YOUR GOAL
State the number of lines that contain the word "document", and add nothing else.
········
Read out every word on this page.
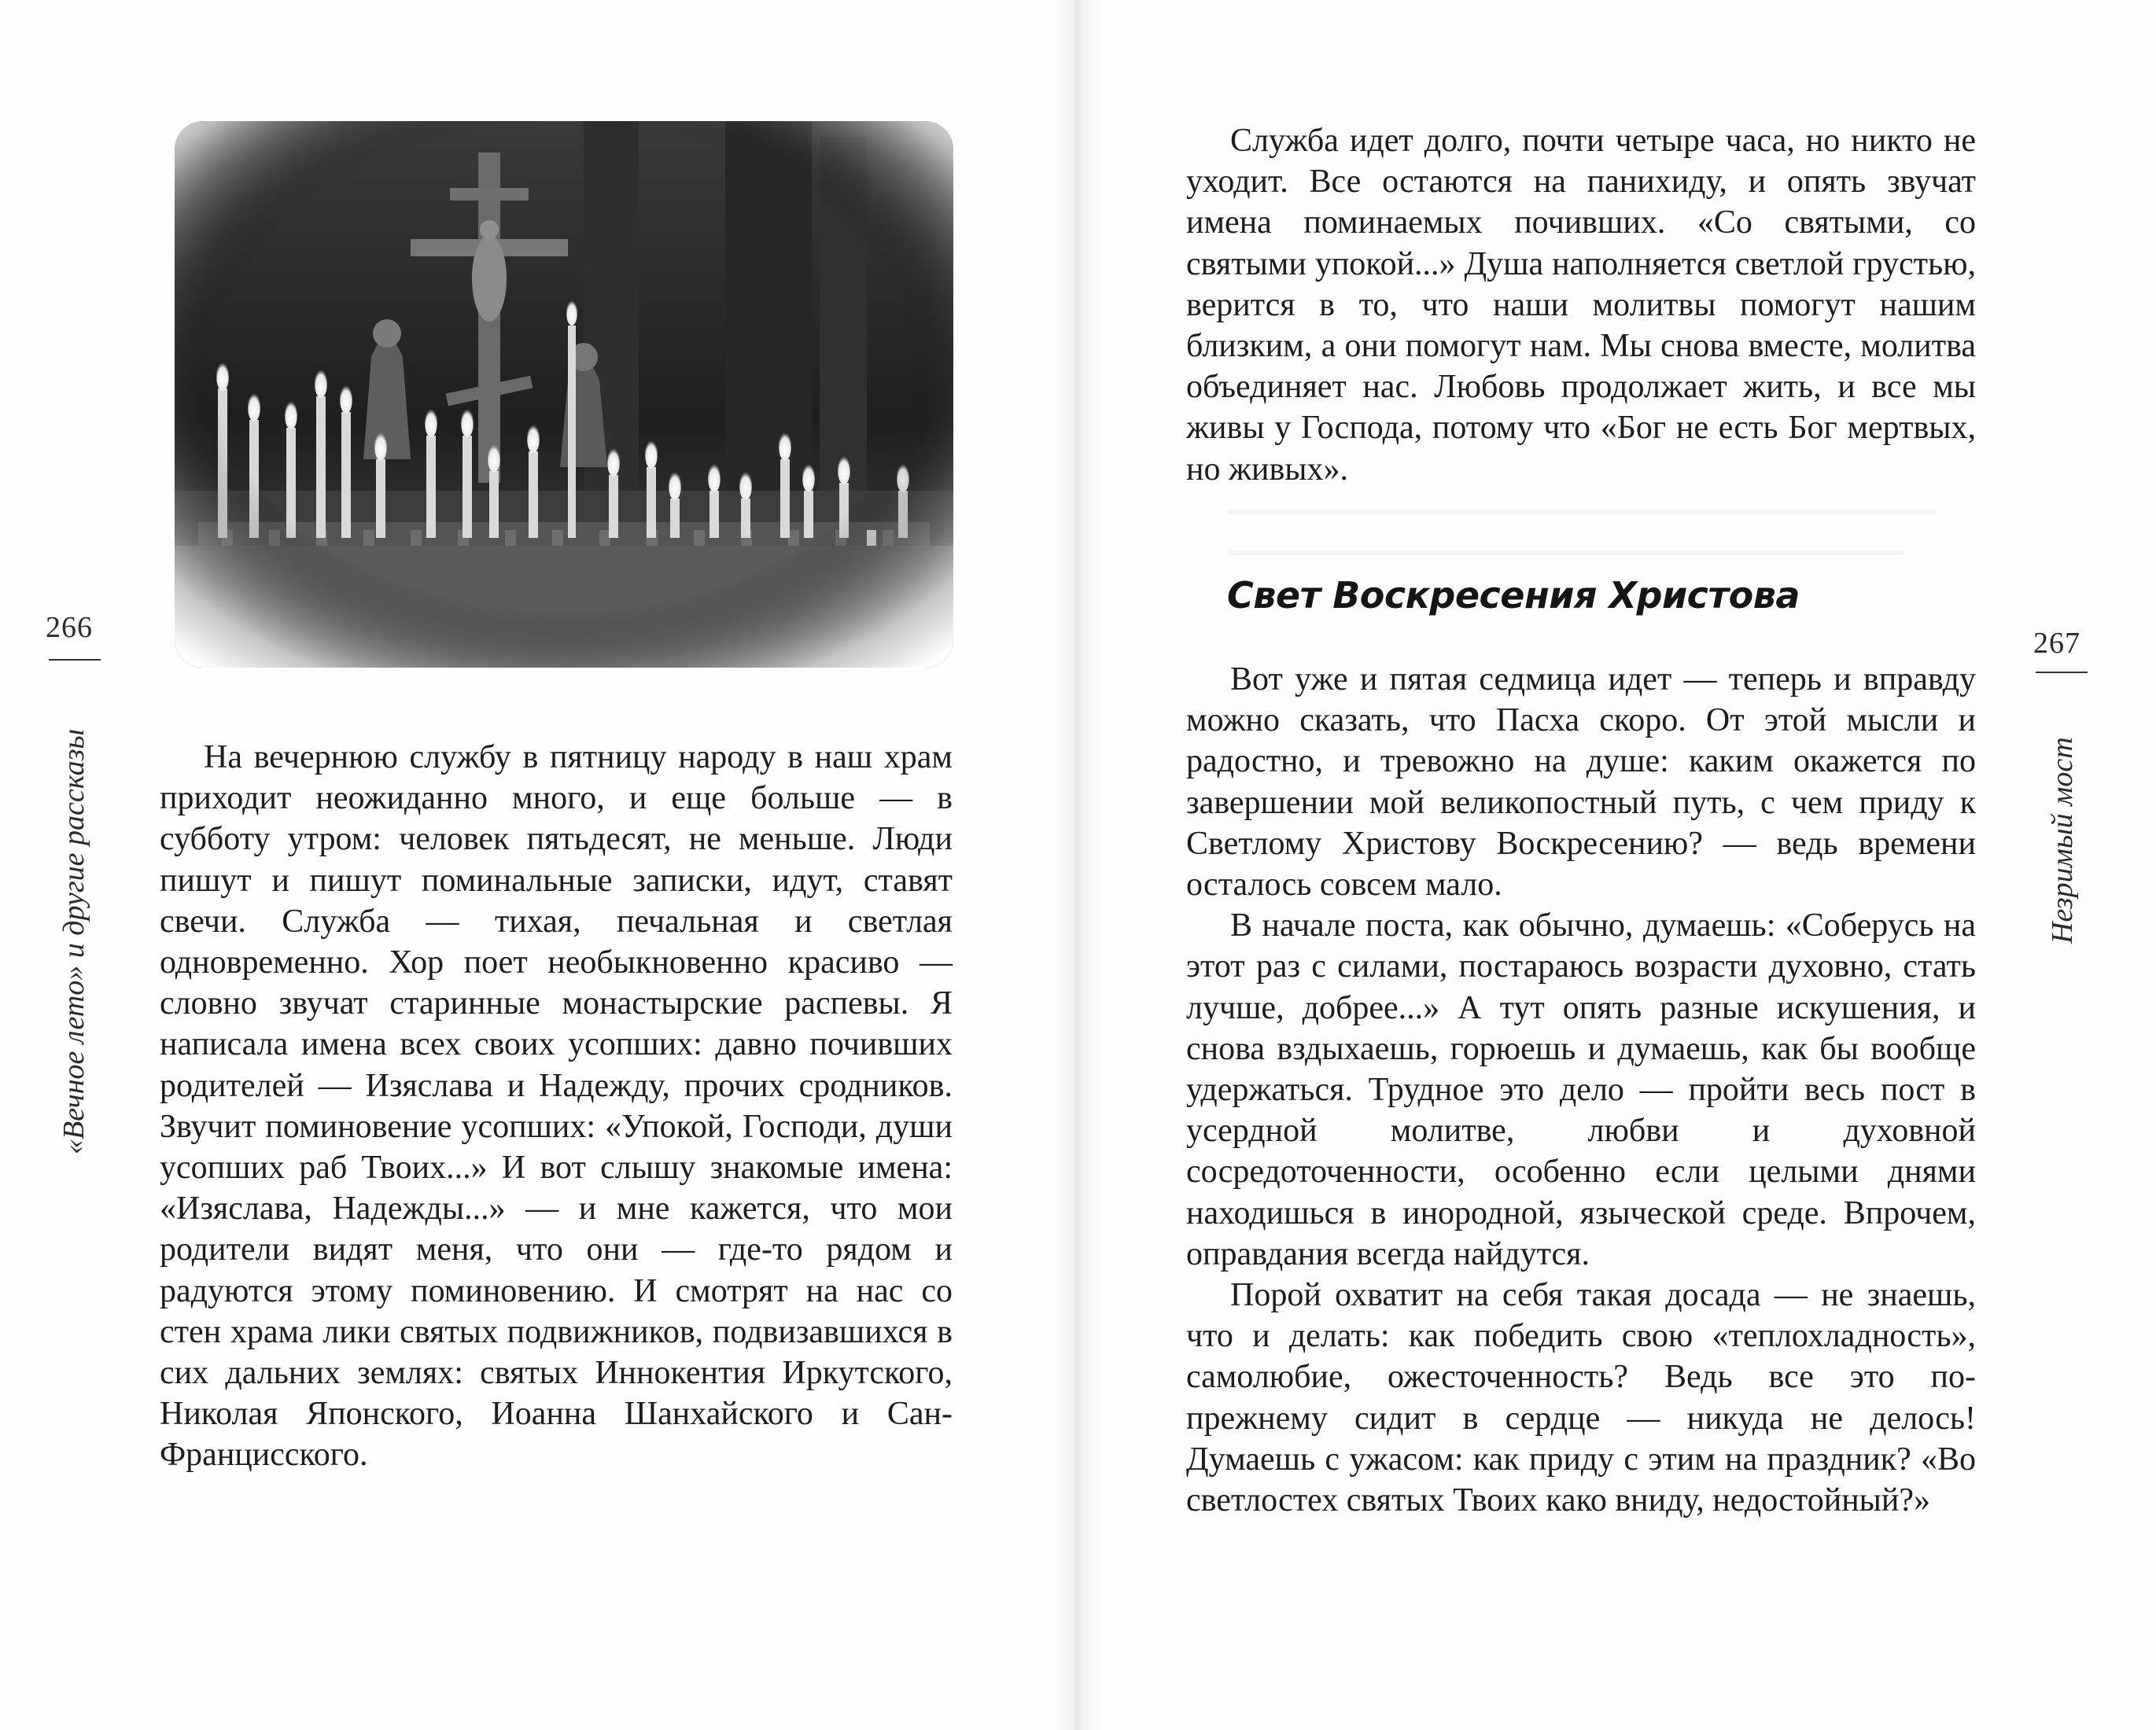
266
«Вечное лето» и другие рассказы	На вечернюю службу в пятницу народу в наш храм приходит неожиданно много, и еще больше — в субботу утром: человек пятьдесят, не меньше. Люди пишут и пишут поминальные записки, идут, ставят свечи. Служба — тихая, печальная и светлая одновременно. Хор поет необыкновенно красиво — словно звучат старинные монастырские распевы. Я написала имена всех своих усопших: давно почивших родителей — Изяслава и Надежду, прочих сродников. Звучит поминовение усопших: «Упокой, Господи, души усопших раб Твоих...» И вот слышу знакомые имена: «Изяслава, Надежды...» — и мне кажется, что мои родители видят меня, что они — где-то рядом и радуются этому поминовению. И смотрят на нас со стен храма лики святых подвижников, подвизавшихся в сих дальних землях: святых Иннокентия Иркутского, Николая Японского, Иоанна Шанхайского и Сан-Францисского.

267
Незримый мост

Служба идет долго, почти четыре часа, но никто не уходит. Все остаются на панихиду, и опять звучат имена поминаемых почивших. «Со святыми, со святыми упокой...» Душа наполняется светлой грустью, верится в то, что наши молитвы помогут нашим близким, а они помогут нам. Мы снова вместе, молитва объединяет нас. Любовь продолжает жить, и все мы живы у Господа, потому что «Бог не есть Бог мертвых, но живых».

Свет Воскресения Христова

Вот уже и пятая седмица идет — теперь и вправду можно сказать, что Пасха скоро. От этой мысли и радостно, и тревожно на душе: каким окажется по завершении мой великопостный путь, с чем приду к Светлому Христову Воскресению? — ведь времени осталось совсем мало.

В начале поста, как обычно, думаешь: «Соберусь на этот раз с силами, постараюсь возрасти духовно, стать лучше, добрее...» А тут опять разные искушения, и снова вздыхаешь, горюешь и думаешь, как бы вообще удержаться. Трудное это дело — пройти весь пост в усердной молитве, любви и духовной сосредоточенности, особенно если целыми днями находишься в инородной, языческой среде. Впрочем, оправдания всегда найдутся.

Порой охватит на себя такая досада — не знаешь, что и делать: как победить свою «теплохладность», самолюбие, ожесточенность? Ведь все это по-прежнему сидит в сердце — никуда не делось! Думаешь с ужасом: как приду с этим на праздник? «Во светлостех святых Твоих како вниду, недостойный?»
········
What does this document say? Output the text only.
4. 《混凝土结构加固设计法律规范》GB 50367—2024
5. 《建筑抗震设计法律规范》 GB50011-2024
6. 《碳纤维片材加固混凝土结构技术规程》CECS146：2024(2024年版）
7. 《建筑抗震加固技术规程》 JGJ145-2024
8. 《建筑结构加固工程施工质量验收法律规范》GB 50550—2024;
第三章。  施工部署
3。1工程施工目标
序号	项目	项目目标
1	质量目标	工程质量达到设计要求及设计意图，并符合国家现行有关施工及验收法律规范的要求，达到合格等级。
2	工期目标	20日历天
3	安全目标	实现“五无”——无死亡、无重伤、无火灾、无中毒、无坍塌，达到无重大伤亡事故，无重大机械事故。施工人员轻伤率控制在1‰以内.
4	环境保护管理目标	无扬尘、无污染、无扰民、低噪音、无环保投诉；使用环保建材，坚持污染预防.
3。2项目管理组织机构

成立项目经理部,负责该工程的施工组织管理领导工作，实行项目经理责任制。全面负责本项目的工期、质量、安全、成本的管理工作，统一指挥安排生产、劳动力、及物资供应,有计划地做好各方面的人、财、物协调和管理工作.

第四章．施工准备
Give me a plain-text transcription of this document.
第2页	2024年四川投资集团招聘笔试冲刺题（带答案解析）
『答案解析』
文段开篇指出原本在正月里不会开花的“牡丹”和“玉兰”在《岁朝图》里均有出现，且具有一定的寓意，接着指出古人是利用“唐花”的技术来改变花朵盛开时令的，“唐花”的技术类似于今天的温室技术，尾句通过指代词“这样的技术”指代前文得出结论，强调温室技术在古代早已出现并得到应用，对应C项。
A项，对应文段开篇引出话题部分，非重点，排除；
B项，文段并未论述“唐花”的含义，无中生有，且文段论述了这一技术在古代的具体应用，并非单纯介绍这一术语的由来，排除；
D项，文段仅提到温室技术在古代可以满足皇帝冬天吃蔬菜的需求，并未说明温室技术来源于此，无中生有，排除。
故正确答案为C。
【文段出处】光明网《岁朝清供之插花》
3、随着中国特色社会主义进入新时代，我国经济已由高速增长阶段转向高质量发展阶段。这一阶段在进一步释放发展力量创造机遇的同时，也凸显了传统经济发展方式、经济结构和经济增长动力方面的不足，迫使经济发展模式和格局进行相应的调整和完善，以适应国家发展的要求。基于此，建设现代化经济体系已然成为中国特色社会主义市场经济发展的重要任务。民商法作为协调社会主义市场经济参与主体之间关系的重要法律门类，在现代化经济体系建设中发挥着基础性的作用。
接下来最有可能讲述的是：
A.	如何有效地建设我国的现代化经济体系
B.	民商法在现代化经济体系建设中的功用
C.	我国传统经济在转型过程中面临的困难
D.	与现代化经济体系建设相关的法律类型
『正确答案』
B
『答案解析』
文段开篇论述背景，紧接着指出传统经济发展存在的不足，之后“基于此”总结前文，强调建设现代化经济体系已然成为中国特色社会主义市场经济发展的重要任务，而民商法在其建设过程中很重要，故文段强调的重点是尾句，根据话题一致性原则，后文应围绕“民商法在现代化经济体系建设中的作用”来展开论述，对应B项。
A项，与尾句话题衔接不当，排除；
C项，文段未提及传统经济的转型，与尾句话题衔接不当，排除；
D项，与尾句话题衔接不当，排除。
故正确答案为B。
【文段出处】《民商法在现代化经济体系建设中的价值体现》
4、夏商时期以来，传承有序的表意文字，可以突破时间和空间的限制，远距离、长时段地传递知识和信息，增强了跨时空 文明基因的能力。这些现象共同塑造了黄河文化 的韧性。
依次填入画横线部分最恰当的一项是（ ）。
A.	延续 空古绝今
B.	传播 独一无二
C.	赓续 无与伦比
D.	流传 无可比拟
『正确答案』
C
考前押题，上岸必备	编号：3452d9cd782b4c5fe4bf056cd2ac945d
········
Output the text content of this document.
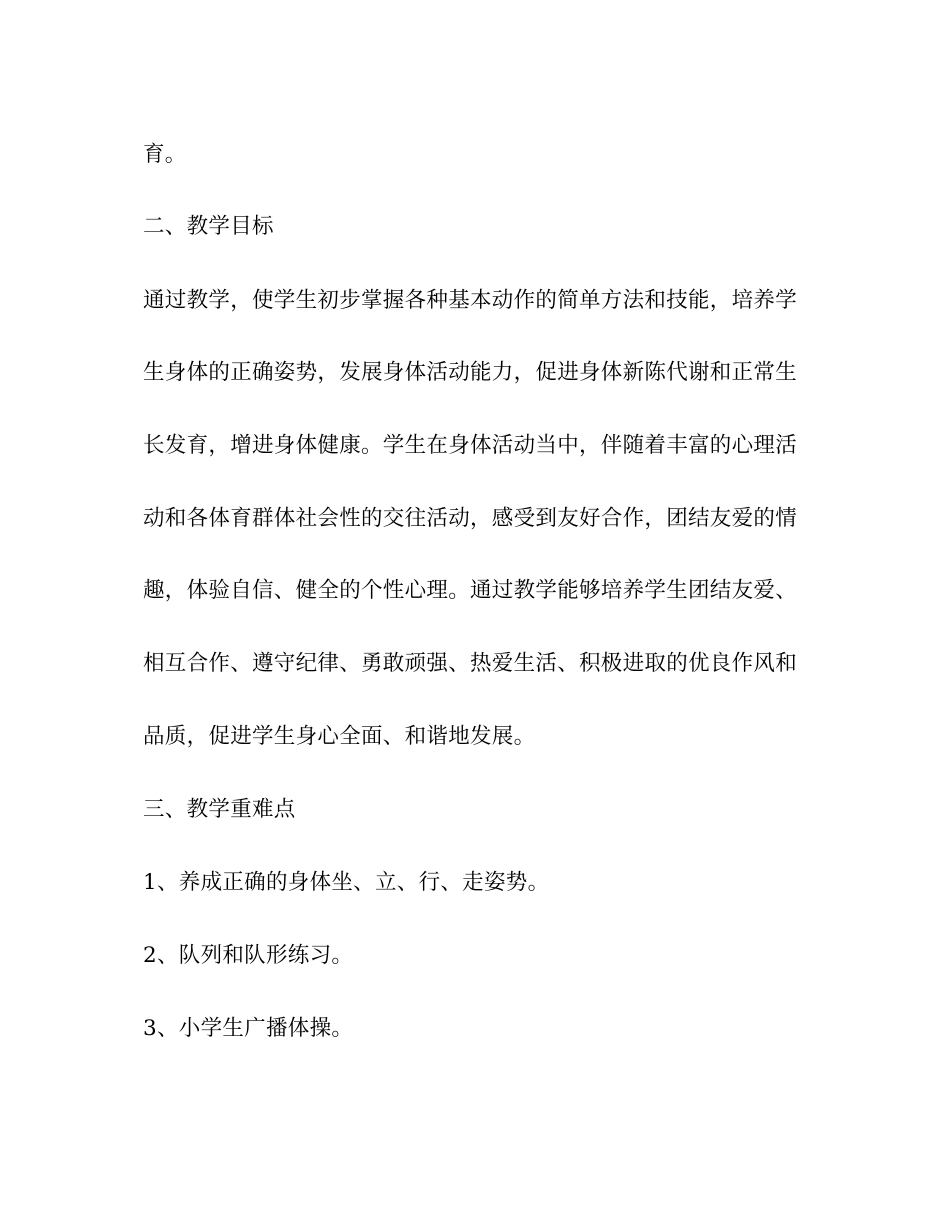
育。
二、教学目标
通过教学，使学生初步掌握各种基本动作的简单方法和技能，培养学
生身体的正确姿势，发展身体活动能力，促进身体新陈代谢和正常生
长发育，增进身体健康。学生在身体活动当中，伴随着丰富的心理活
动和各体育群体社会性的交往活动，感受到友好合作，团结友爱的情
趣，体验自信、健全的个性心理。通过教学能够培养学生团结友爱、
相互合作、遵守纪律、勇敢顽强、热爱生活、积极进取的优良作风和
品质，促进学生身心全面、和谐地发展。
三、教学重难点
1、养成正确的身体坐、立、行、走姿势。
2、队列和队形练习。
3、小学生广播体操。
········
PROBLEM SOLUTION
3